__YOUR OBJECTIVE__. Copy all records verbatim.

--- Start SUPPLIED INFORMATION ---

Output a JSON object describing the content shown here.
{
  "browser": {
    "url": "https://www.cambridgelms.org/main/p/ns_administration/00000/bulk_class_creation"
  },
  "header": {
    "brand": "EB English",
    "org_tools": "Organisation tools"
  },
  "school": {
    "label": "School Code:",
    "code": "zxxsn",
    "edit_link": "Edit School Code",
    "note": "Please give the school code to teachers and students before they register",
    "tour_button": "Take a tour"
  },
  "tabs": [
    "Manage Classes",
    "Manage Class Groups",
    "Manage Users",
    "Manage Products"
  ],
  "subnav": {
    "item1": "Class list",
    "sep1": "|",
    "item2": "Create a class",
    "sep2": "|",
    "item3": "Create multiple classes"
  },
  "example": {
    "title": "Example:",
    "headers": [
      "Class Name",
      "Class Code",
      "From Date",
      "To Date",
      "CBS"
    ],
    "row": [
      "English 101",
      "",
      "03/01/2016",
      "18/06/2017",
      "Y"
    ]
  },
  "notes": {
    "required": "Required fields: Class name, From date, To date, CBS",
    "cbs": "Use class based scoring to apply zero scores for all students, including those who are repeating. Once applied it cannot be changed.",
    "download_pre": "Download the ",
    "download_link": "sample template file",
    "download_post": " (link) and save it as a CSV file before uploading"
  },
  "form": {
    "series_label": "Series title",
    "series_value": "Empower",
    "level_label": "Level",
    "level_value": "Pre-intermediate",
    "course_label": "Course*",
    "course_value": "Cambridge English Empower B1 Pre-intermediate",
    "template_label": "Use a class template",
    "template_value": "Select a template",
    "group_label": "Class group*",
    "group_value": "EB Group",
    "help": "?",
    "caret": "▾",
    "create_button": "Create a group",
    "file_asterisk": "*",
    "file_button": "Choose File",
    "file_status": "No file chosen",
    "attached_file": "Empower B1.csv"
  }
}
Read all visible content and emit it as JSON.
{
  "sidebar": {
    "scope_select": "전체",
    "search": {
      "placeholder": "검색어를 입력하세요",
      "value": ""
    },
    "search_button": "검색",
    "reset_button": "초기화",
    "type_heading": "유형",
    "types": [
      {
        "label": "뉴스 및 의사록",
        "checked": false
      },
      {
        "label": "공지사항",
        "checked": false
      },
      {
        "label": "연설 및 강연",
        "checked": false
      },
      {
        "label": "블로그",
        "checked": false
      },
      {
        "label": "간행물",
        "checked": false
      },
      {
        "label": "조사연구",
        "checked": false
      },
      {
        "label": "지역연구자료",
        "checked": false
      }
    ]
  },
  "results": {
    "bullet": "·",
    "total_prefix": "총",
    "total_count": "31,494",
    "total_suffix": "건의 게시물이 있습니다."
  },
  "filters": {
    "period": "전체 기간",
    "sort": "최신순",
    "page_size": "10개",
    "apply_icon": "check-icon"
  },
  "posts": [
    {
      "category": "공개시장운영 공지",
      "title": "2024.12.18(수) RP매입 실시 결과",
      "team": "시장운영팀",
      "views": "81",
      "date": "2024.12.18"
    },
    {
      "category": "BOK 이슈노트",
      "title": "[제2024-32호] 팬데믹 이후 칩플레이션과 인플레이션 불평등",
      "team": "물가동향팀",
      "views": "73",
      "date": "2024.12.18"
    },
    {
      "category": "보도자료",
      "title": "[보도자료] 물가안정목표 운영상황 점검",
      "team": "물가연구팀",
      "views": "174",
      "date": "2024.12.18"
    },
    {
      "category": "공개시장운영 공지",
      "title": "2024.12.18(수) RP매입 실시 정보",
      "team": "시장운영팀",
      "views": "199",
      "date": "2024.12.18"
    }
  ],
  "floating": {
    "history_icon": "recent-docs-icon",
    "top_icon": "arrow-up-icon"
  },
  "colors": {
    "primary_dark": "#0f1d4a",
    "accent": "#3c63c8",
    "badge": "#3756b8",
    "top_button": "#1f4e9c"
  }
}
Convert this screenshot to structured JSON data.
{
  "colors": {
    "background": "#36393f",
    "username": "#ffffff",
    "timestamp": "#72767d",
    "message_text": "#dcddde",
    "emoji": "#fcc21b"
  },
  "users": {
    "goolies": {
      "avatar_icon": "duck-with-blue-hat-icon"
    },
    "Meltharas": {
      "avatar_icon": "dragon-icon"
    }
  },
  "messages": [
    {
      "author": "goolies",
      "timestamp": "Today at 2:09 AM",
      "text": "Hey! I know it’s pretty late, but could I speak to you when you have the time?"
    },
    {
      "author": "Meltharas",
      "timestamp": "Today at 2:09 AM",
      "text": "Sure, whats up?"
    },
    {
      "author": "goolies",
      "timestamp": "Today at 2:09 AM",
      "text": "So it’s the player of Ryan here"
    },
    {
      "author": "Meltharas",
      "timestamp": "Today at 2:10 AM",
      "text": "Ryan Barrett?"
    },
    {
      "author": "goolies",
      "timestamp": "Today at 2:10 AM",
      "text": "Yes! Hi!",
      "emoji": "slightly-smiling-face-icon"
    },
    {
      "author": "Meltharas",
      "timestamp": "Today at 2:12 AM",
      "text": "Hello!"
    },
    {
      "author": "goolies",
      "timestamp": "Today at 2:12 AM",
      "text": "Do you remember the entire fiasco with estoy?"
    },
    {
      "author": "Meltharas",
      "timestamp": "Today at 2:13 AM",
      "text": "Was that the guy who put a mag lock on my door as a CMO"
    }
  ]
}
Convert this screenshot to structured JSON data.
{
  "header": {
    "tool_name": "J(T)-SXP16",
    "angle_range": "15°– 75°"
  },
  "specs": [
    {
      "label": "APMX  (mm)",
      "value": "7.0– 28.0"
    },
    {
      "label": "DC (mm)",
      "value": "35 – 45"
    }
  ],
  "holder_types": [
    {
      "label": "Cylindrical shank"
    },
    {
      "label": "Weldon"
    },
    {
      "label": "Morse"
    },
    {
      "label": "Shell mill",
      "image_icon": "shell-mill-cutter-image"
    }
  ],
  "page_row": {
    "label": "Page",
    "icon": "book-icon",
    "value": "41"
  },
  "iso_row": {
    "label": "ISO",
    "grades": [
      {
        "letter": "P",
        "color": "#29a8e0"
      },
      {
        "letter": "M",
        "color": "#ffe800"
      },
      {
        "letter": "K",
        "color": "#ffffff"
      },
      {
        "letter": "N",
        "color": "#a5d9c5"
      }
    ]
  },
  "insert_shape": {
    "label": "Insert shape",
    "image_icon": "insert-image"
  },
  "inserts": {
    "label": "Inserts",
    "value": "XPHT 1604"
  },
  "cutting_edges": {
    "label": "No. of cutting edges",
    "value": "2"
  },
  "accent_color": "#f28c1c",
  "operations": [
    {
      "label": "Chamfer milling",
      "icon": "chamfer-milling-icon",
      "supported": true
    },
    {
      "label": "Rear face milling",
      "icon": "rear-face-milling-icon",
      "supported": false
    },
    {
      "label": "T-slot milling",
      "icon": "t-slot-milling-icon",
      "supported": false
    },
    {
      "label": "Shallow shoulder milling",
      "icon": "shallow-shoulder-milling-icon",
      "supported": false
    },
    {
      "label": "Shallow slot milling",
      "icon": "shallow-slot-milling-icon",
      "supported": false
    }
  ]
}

--- End SUPPLIED INFORMATION ---

__REPLY TO THE TASK__.
Output a JSON object describing the content shown here.
{
  "browser": {
    "url": "https://www.cambridgelms.org/main/p/ns_administration/00000/bulk_class_creation"
  },
  "header": {
    "brand": "EB English",
    "org_tools": "Organisation tools"
  },
  "school": {
    "label": "School Code:",
    "code": "zxxsn",
    "edit_link": "Edit School Code",
    "note": "Please give the school code to teachers and students before they register",
    "tour_button": "Take a tour"
  },
  "tabs": [
    "Manage Classes",
    "Manage Class Groups",
    "Manage Users",
    "Manage Products"
  ],
  "subnav": {
    "item1": "Class list",
    "sep1": "|",
    "item2": "Create a class",
    "sep2": "|",
    "item3": "Create multiple classes"
  },
  "example": {
    "title": "Example:",
    "headers": [
      "Class Name",
      "Class Code",
      "From Date",
      "To Date",
      "CBS"
    ],
    "row": [
      "English 101",
      "",
      "03/01/2016",
      "18/06/2017",
      "Y"
    ]
  },
  "notes": {
    "required": "Required fields: Class name, From date, To date, CBS",
    "cbs": "Use class based scoring to apply zero scores for all students, including those who are repeating. Once applied it cannot be changed.",
    "download_pre": "Download the ",
    "download_link": "sample template file",
    "download_post": " (link) and save it as a CSV file before uploading"
  },
  "form": {
    "series_label": "Series title",
    "series_value": "Empower",
    "level_label": "Level",
    "level_value": "Pre-intermediate",
    "course_label": "Course*",
    "course_value": "Cambridge English Empower B1 Pre-intermediate",
    "template_label": "Use a class template",
    "template_value": "Select a template",
    "group_label": "Class group*",
    "group_value": "EB Group",
    "help": "?",
    "caret": "▾",
    "create_button": "Create a group",
    "file_asterisk": "*",
    "file_button": "Choose File",
    "file_status": "No file chosen",
    "attached_file": "Empower B1.csv"
  }
}
Read all visible content and emit it as JSON.
{
  "sidebar": {
    "scope_select": "전체",
    "search": {
      "placeholder": "검색어를 입력하세요",
      "value": ""
    },
    "search_button": "검색",
    "reset_button": "초기화",
    "type_heading": "유형",
    "types": [
      {
        "label": "뉴스 및 의사록",
        "checked": false
      },
      {
        "label": "공지사항",
        "checked": false
      },
      {
        "label": "연설 및 강연",
        "checked": false
      },
      {
        "label": "블로그",
        "checked": false
      },
      {
        "label": "간행물",
        "checked": false
      },
      {
        "label": "조사연구",
        "checked": false
      },
      {
        "label": "지역연구자료",
        "checked": false
      }
    ]
  },
  "results": {
    "bullet": "·",
    "total_prefix": "총",
    "total_count": "31,494",
    "total_suffix": "건의 게시물이 있습니다."
  },
  "filters": {
    "period": "전체 기간",
    "sort": "최신순",
    "page_size": "10개",
    "apply_icon": "check-icon"
  },
  "posts": [
    {
      "category": "공개시장운영 공지",
      "title": "2024.12.18(수) RP매입 실시 결과",
      "team": "시장운영팀",
      "views": "81",
      "date": "2024.12.18"
    },
    {
      "category": "BOK 이슈노트",
      "title": "[제2024-32호] 팬데믹 이후 칩플레이션과 인플레이션 불평등",
      "team": "물가동향팀",
      "views": "73",
      "date": "2024.12.18"
    },
    {
      "category": "보도자료",
      "title": "[보도자료] 물가안정목표 운영상황 점검",
      "team": "물가연구팀",
      "views": "174",
      "date": "2024.12.18"
    },
    {
      "category": "공개시장운영 공지",
      "title": "2024.12.18(수) RP매입 실시 정보",
      "team": "시장운영팀",
      "views": "199",
      "date": "2024.12.18"
    }
  ],
  "floating": {
    "history_icon": "recent-docs-icon",
    "top_icon": "arrow-up-icon"
  },
  "colors": {
    "primary_dark": "#0f1d4a",
    "accent": "#3c63c8",
    "badge": "#3756b8",
    "top_button": "#1f4e9c"
  }
}
Convert this screenshot to structured JSON data.
{
  "colors": {
    "background": "#36393f",
    "username": "#ffffff",
    "timestamp": "#72767d",
    "message_text": "#dcddde",
    "emoji": "#fcc21b"
  },
  "users": {
    "goolies": {
      "avatar_icon": "duck-with-blue-hat-icon"
    },
    "Meltharas": {
      "avatar_icon": "dragon-icon"
    }
  },
  "messages": [
    {
      "author": "goolies",
      "timestamp": "Today at 2:09 AM",
      "text": "Hey! I know it’s pretty late, but could I speak to you when you have the time?"
    },
    {
      "author": "Meltharas",
      "timestamp": "Today at 2:09 AM",
      "text": "Sure, whats up?"
    },
    {
      "author": "goolies",
      "timestamp": "Today at 2:09 AM",
      "text": "So it’s the player of Ryan here"
    },
    {
      "author": "Meltharas",
      "timestamp": "Today at 2:10 AM",
      "text": "Ryan Barrett?"
    },
    {
      "author": "goolies",
      "timestamp": "Today at 2:10 AM",
      "text": "Yes! Hi!",
      "emoji": "slightly-smiling-face-icon"
    },
    {
      "author": "Meltharas",
      "timestamp": "Today at 2:12 AM",
      "text": "Hello!"
    },
    {
      "author": "goolies",
      "timestamp": "Today at 2:12 AM",
      "text": "Do you remember the entire fiasco with estoy?"
    },
    {
      "author": "Meltharas",
      "timestamp": "Today at 2:13 AM",
      "text": "Was that the guy who put a mag lock on my door as a CMO"
    }
  ]
}
Convert this screenshot to structured JSON data.
{
  "header": {
    "tool_name": "J(T)-SXP16",
    "angle_range": "15°– 75°"
  },
  "specs": [
    {
      "label": "APMX  (mm)",
      "value": "7.0– 28.0"
    },
    {
      "label": "DC (mm)",
      "value": "35 – 45"
    }
  ],
  "holder_types": [
    {
      "label": "Cylindrical shank"
    },
    {
      "label": "Weldon"
    },
    {
      "label": "Morse"
    },
    {
      "label": "Shell mill",
      "image_icon": "shell-mill-cutter-image"
    }
  ],
  "page_row": {
    "label": "Page",
    "icon": "book-icon",
    "value": "41"
  },
  "iso_row": {
    "label": "ISO",
    "grades": [
      {
        "letter": "P",
        "color": "#29a8e0"
      },
      {
        "letter": "M",
        "color": "#ffe800"
      },
      {
        "letter": "K",
        "color": "#ffffff"
      },
      {
        "letter": "N",
        "color": "#a5d9c5"
      }
    ]
  },
  "insert_shape": {
    "label": "Insert shape",
    "image_icon": "insert-image"
  },
  "inserts": {
    "label": "Inserts",
    "value": "XPHT 1604"
  },
  "cutting_edges": {
    "label": "No. of cutting edges",
    "value": "2"
  },
  "accent_color": "#f28c1c",
  "operations": [
    {
      "label": "Chamfer milling",
      "icon": "chamfer-milling-icon",
      "supported": true
    },
    {
      "label": "Rear face milling",
      "icon": "rear-face-milling-icon",
      "supported": false
    },
    {
      "label": "T-slot milling",
      "icon": "t-slot-milling-icon",
      "supported": false
    },
    {
      "label": "Shallow shoulder milling",
      "icon": "shallow-shoulder-milling-icon",
      "supported": false
    },
    {
      "label": "Shallow slot milling",
      "icon": "shallow-slot-milling-icon",
      "supported": false
    }
  ]
}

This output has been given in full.